--- Text block ---

In this example of biscuit buying, gaining more information about the context and thinking about it (i.e. available cash and the impending guest) helped to clarify values and improve the decision.

Imagine that you now weigh your alternatives and decide that the chocolate coated macaroons at £1.65, if served on a nice plate, are the best available alternative. You reach for them, but wait, there's another shop in the shopping centre that might have something better. Is it worth holding off and visiting it before making a final decision?

Once again you are confronted with an important uncertainty. You think through the facts you know about the other shop. It's a specialist bakery with hand-made biscuits. There could be some very different and pleasing alternatives, but you're worried about the prices.

Almost all real life decisions involve this situation. Rather than deciding between a fixed set of alternatives we have to decide between the current alternatives and a further alternative, which is to carry on studying the decision and creating new alternatives.

You check your watch and find you have just enough time to go to the bakery and come back to the supermarket if necessary. The supermarket alternatives will still be available if you try the bakery. For the sake of illustration, let's imagine that you decide to take a chance on the bakery and head over there without buying anything in the supermarket. At first you are disappointed to find that they offer very few biscuits and they are rather expensive. Happily, their macaroons are nicer and cost £1.99 and you are just about to ask for them when you spot some decorative buns at £2 for four. You never intended to buy cake. Biscuits were always your plan. But they're so attractive and at £2 it seems like fate. You buy the buns.

---

-- Set task 1 --
Decide whether each statement below agrees with the passage about buying biscuits. Answer yes or no for each, and quote the words from the passage that decide it.
(a) The chocolate coated macaroons in the supermarket cost £1.65.
(b) The bakery offers a wide range of cheap biscuits.
(c) The decorative buns at the bakery cost £2 for four.

--- Raw data ---

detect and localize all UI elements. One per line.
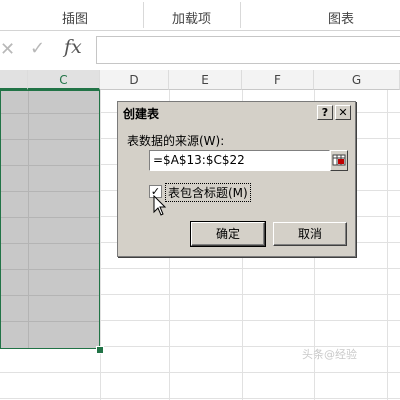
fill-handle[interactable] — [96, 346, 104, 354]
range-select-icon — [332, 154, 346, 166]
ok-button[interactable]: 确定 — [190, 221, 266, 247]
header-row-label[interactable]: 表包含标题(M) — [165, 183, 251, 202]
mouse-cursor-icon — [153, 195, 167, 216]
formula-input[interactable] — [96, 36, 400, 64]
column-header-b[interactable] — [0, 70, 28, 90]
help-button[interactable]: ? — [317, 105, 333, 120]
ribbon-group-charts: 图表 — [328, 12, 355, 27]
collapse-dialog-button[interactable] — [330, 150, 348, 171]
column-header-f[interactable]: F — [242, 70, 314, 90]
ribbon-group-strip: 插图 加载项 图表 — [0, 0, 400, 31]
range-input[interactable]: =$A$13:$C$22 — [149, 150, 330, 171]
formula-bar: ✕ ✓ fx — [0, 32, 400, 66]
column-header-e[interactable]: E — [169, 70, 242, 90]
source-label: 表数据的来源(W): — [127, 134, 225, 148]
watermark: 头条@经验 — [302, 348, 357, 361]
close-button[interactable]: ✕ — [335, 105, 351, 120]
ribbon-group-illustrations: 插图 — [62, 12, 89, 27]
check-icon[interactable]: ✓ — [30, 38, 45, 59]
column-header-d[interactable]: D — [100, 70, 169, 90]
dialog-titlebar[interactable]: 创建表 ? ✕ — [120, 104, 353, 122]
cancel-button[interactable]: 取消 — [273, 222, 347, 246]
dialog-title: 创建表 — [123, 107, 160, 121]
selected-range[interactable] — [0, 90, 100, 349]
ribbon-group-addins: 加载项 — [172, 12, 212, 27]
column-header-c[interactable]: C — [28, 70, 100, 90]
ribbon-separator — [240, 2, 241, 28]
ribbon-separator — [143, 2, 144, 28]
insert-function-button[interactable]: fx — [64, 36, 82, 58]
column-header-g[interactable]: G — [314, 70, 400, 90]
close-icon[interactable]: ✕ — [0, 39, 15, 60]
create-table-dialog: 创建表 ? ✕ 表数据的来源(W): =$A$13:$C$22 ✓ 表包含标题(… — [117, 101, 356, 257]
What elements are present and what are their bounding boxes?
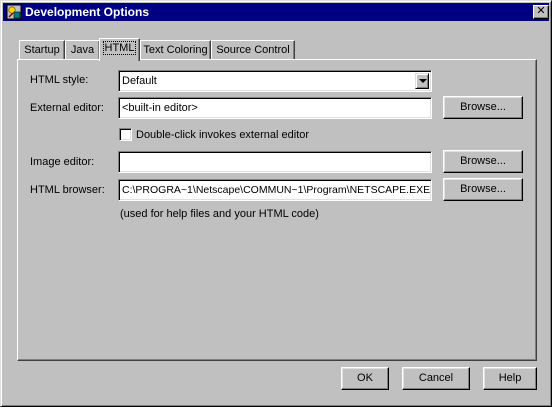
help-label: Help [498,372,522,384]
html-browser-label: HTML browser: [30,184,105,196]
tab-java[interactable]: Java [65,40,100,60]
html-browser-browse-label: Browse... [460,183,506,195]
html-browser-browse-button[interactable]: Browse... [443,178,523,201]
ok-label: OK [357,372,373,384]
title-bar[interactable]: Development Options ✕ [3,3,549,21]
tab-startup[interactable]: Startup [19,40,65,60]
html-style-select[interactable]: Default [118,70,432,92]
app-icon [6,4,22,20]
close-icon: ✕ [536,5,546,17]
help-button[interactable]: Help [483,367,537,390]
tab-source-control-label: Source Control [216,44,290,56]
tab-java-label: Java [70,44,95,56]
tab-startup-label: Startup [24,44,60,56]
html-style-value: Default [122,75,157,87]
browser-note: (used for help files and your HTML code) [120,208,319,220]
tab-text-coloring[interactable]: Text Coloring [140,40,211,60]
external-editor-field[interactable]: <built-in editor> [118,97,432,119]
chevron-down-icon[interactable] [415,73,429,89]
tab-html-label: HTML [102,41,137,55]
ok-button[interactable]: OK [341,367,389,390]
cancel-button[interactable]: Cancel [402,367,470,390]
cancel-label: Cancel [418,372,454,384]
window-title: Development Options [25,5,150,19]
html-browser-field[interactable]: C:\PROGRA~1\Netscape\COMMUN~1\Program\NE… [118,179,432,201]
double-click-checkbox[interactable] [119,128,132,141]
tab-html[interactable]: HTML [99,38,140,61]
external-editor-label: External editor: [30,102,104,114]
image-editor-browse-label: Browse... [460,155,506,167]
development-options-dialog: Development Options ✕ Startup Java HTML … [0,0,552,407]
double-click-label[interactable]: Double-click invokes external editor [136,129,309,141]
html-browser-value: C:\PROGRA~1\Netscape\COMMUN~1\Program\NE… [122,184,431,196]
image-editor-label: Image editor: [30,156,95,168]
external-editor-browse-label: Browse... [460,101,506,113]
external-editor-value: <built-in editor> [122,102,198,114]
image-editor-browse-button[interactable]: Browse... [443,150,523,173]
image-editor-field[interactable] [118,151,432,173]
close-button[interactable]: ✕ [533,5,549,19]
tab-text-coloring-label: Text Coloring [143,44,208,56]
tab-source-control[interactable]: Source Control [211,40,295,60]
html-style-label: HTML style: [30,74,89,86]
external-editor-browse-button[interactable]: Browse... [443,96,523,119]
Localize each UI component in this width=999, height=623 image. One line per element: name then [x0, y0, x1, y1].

---
--- Raw data ---

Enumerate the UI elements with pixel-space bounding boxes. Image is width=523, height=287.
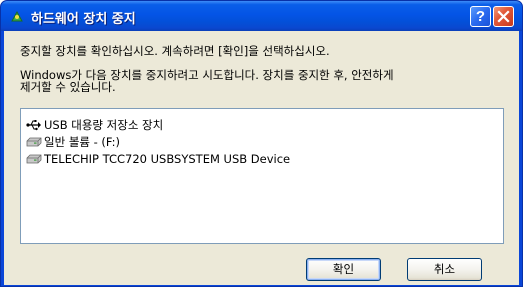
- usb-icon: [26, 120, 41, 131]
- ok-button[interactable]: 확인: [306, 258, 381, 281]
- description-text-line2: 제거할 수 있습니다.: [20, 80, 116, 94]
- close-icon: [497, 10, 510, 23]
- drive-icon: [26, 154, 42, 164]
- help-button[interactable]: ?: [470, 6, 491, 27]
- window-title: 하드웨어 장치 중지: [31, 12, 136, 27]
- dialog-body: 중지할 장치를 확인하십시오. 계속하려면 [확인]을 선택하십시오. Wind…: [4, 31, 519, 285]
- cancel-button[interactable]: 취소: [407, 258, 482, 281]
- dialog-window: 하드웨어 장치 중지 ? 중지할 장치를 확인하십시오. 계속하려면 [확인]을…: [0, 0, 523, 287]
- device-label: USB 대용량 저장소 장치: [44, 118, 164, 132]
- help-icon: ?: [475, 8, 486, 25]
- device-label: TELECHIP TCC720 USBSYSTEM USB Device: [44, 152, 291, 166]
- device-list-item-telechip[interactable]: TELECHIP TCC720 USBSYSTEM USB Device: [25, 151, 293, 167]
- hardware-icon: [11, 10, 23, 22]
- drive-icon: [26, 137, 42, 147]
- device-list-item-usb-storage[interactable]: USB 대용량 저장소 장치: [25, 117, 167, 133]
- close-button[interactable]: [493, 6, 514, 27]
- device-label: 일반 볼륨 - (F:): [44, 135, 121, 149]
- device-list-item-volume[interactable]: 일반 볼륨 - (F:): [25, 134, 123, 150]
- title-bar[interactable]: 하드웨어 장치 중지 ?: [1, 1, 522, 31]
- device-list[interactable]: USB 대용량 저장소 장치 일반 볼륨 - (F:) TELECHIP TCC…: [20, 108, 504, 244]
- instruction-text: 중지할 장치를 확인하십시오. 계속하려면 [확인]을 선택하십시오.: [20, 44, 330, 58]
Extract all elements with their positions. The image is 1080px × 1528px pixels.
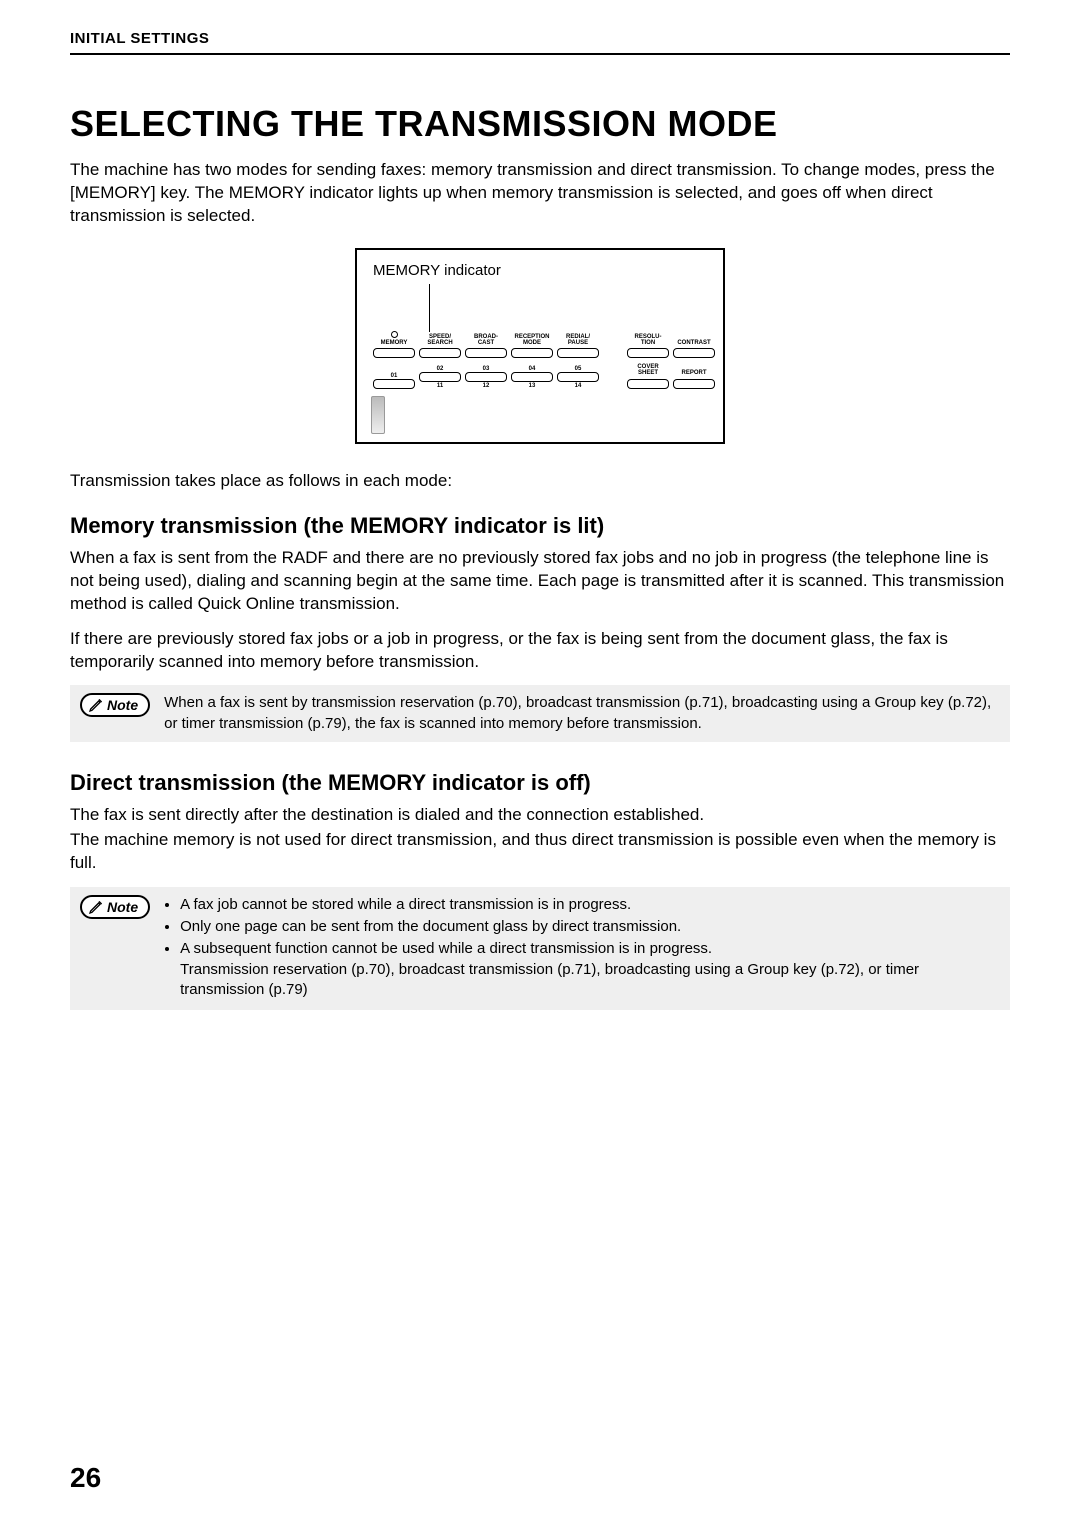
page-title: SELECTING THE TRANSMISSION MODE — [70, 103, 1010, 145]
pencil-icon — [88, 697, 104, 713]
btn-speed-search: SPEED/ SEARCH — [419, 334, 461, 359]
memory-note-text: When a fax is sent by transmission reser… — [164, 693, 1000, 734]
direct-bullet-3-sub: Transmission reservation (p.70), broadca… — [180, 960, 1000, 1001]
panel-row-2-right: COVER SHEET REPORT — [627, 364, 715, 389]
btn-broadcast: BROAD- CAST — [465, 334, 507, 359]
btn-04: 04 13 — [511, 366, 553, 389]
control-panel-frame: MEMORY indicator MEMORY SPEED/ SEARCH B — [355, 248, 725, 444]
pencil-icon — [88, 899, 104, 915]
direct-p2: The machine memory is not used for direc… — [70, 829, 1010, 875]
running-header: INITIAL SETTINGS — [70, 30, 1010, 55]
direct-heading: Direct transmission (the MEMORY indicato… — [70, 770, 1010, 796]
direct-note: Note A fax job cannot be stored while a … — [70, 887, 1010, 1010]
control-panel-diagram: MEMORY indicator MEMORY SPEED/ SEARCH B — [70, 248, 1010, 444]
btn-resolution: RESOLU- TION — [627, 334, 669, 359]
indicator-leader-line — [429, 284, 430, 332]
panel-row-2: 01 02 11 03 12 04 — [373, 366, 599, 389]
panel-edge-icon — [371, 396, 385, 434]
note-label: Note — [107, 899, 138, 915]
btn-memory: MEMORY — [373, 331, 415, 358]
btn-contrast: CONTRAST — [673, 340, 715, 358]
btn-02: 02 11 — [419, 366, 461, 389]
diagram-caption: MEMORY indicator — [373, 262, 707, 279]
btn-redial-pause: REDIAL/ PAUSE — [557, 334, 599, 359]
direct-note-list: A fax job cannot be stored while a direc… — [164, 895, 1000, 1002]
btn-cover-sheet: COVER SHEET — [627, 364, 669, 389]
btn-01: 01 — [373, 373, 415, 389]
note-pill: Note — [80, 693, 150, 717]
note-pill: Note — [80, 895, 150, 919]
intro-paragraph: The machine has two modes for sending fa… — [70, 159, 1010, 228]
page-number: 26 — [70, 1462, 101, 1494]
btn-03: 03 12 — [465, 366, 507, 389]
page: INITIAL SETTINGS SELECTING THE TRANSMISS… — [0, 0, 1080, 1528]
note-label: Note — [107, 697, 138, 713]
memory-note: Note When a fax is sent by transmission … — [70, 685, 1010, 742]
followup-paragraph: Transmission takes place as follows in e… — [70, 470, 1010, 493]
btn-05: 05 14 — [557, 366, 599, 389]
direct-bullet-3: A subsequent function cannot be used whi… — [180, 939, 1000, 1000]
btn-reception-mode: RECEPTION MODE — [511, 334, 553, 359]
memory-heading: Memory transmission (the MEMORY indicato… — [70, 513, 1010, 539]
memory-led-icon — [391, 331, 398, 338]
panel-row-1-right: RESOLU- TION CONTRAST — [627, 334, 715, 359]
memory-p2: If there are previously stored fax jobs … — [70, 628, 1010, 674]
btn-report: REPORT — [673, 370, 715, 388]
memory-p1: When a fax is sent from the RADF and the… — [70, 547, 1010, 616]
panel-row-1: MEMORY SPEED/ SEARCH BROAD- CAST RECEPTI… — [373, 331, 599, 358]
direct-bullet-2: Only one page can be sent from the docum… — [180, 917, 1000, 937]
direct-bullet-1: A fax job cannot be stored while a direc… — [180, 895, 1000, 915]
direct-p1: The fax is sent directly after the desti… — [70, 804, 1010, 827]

---

-- Set task 2 --
In the data listing entries, copy out the stretch from the line containing "fill-handle[interactable] — [96, 346, 104, 354]" through the line containing "What elements are". Include both of those lines and keep every line unchanged.

-- Exercise output 1 --
(a) Yes: "the chocolate coated macaroons at £1.65"
(b) No: "they offer very few biscuits and they are rather expensive"
(c) Yes: "some decorative buns at £2 for four"

-- Exercise output 2 --
fill-handle[interactable] — [96, 346, 104, 354]
range-select-icon — [332, 154, 346, 166]
ok-button[interactable]: 确定 — [190, 221, 266, 247]
header-row-label[interactable]: 表包含标题(M) — [165, 183, 251, 202]
mouse-cursor-icon — [153, 195, 167, 216]
formula-input[interactable] — [96, 36, 400, 64]
column-header-b[interactable] — [0, 70, 28, 90]
help-button[interactable]: ? — [317, 105, 333, 120]
ribbon-group-charts: 图表 — [328, 12, 355, 27]
collapse-dialog-button[interactable] — [330, 150, 348, 171]
column-header-f[interactable]: F — [242, 70, 314, 90]
ribbon-group-strip: 插图 加载项 图表 — [0, 0, 400, 31]
range-input[interactable]: =$A$13:$C$22 — [149, 150, 330, 171]
formula-bar: ✕ ✓ fx — [0, 32, 400, 66]
column-header-e[interactable]: E — [169, 70, 242, 90]
source-label: 表数据的来源(W): — [127, 134, 225, 148]
watermark: 头条@经验 — [302, 348, 357, 361]
close-button[interactable]: ✕ — [335, 105, 351, 120]
ribbon-group-illustrations: 插图 — [62, 12, 89, 27]
check-icon[interactable]: ✓ — [30, 38, 45, 59]
column-header-d[interactable]: D — [100, 70, 169, 90]
dialog-titlebar[interactable]: 创建表 ? ✕ — [120, 104, 353, 122]
cancel-button[interactable]: 取消 — [273, 222, 347, 246]
dialog-title: 创建表 — [123, 107, 160, 121]
selected-range[interactable] — [0, 90, 100, 349]
ribbon-group-addins: 加载项 — [172, 12, 212, 27]
column-header-c[interactable]: C — [28, 70, 100, 90]
ribbon-separator — [240, 2, 241, 28]
ribbon-separator — [143, 2, 144, 28]
insert-function-button[interactable]: fx — [64, 36, 82, 58]
column-header-g[interactable]: G — [314, 70, 400, 90]
close-icon[interactable]: ✕ — [0, 39, 15, 60]
create-table-dialog: 创建表 ? ✕ 表数据的来源(W): =$A$13:$C$22 ✓ 表包含标题(… — [117, 101, 356, 257]
What elements are present and what are their bounding boxes?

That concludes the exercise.